_What the task asks_
Please copy all the lines that follow, word for word.

───── Given data ─────

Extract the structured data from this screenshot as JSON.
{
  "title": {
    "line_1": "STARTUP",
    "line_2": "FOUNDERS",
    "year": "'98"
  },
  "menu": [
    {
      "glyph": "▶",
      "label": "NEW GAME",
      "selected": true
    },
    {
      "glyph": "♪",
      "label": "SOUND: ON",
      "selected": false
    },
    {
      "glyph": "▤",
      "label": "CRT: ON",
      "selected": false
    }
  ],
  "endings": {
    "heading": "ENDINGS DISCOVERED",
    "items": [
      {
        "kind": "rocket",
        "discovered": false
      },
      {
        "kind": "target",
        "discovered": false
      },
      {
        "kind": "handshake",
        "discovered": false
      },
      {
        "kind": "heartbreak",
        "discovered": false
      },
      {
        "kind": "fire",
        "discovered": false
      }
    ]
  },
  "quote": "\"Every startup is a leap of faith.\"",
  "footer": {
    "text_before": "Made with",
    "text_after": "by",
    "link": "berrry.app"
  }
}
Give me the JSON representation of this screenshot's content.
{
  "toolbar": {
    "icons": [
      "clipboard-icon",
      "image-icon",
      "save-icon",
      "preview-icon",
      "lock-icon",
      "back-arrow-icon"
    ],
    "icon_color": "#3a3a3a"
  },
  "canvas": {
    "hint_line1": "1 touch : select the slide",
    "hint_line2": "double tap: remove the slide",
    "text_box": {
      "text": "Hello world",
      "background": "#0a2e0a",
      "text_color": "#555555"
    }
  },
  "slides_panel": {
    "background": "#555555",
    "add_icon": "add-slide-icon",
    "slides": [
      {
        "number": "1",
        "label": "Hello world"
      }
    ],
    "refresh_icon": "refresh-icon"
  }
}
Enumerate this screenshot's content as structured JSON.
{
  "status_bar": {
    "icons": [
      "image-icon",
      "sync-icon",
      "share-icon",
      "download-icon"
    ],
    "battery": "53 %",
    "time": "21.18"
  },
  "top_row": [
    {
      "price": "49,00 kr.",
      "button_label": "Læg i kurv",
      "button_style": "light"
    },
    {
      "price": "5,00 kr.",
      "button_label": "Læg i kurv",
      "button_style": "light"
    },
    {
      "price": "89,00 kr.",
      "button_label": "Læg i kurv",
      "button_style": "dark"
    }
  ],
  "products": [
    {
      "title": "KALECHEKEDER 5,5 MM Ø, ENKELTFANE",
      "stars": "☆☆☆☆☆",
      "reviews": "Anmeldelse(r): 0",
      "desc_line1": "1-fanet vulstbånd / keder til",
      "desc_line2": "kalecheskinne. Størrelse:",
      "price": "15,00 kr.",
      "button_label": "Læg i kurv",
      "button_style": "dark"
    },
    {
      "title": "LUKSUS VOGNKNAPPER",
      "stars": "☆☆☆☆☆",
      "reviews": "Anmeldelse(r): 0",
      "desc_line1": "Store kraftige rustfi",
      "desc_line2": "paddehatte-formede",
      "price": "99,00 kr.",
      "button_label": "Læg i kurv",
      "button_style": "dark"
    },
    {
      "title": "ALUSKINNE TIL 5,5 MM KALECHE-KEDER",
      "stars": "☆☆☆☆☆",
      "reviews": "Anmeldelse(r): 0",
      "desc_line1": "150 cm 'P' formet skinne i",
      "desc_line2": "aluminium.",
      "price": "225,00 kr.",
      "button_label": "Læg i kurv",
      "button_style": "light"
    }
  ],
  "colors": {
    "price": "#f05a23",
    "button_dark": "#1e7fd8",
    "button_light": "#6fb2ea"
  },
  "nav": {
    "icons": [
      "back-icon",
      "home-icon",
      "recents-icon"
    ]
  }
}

─────

_Response for this exercise_
Extract the structured data from this screenshot as JSON.
{
  "title": {
    "line_1": "STARTUP",
    "line_2": "FOUNDERS",
    "year": "'98"
  },
  "menu": [
    {
      "glyph": "▶",
      "label": "NEW GAME",
      "selected": true
    },
    {
      "glyph": "♪",
      "label": "SOUND: ON",
      "selected": false
    },
    {
      "glyph": "▤",
      "label": "CRT: ON",
      "selected": false
    }
  ],
  "endings": {
    "heading": "ENDINGS DISCOVERED",
    "items": [
      {
        "kind": "rocket",
        "discovered": false
      },
      {
        "kind": "target",
        "discovered": false
      },
      {
        "kind": "handshake",
        "discovered": false
      },
      {
        "kind": "heartbreak",
        "discovered": false
      },
      {
        "kind": "fire",
        "discovered": false
      }
    ]
  },
  "quote": "\"Every startup is a leap of faith.\"",
  "footer": {
    "text_before": "Made with",
    "text_after": "by",
    "link": "berrry.app"
  }
}
Give me the JSON representation of this screenshot's content.
{
  "toolbar": {
    "icons": [
      "clipboard-icon",
      "image-icon",
      "save-icon",
      "preview-icon",
      "lock-icon",
      "back-arrow-icon"
    ],
    "icon_color": "#3a3a3a"
  },
  "canvas": {
    "hint_line1": "1 touch : select the slide",
    "hint_line2": "double tap: remove the slide",
    "text_box": {
      "text": "Hello world",
      "background": "#0a2e0a",
      "text_color": "#555555"
    }
  },
  "slides_panel": {
    "background": "#555555",
    "add_icon": "add-slide-icon",
    "slides": [
      {
        "number": "1",
        "label": "Hello world"
      }
    ],
    "refresh_icon": "refresh-icon"
  }
}
Enumerate this screenshot's content as structured JSON.
{
  "status_bar": {
    "icons": [
      "image-icon",
      "sync-icon",
      "share-icon",
      "download-icon"
    ],
    "battery": "53 %",
    "time": "21.18"
  },
  "top_row": [
    {
      "price": "49,00 kr.",
      "button_label": "Læg i kurv",
      "button_style": "light"
    },
    {
      "price": "5,00 kr.",
      "button_label": "Læg i kurv",
      "button_style": "light"
    },
    {
      "price": "89,00 kr.",
      "button_label": "Læg i kurv",
      "button_style": "dark"
    }
  ],
  "products": [
    {
      "title": "KALECHEKEDER 5,5 MM Ø, ENKELTFANE",
      "stars": "☆☆☆☆☆",
      "reviews": "Anmeldelse(r): 0",
      "desc_line1": "1-fanet vulstbånd / keder til",
      "desc_line2": "kalecheskinne. Størrelse:",
      "price": "15,00 kr.",
      "button_label": "Læg i kurv",
      "button_style": "dark"
    },
    {
      "title": "LUKSUS VOGNKNAPPER",
      "stars": "☆☆☆☆☆",
      "reviews": "Anmeldelse(r): 0",
      "desc_line1": "Store kraftige rustfi",
      "desc_line2": "paddehatte-formede",
      "price": "99,00 kr.",
      "button_label": "Læg i kurv",
      "button_style": "dark"
    },
    {
      "title": "ALUSKINNE TIL 5,5 MM KALECHE-KEDER",
      "stars": "☆☆☆☆☆",
      "reviews": "Anmeldelse(r): 0",
      "desc_line1": "150 cm 'P' formet skinne i",
      "desc_line2": "aluminium.",
      "price": "225,00 kr.",
      "button_label": "Læg i kurv",
      "button_style": "light"
    }
  ],
  "colors": {
    "price": "#f05a23",
    "button_dark": "#1e7fd8",
    "button_light": "#6fb2ea"
  },
  "nav": {
    "icons": [
      "back-icon",
      "home-icon",
      "recents-icon"
    ]
  }
}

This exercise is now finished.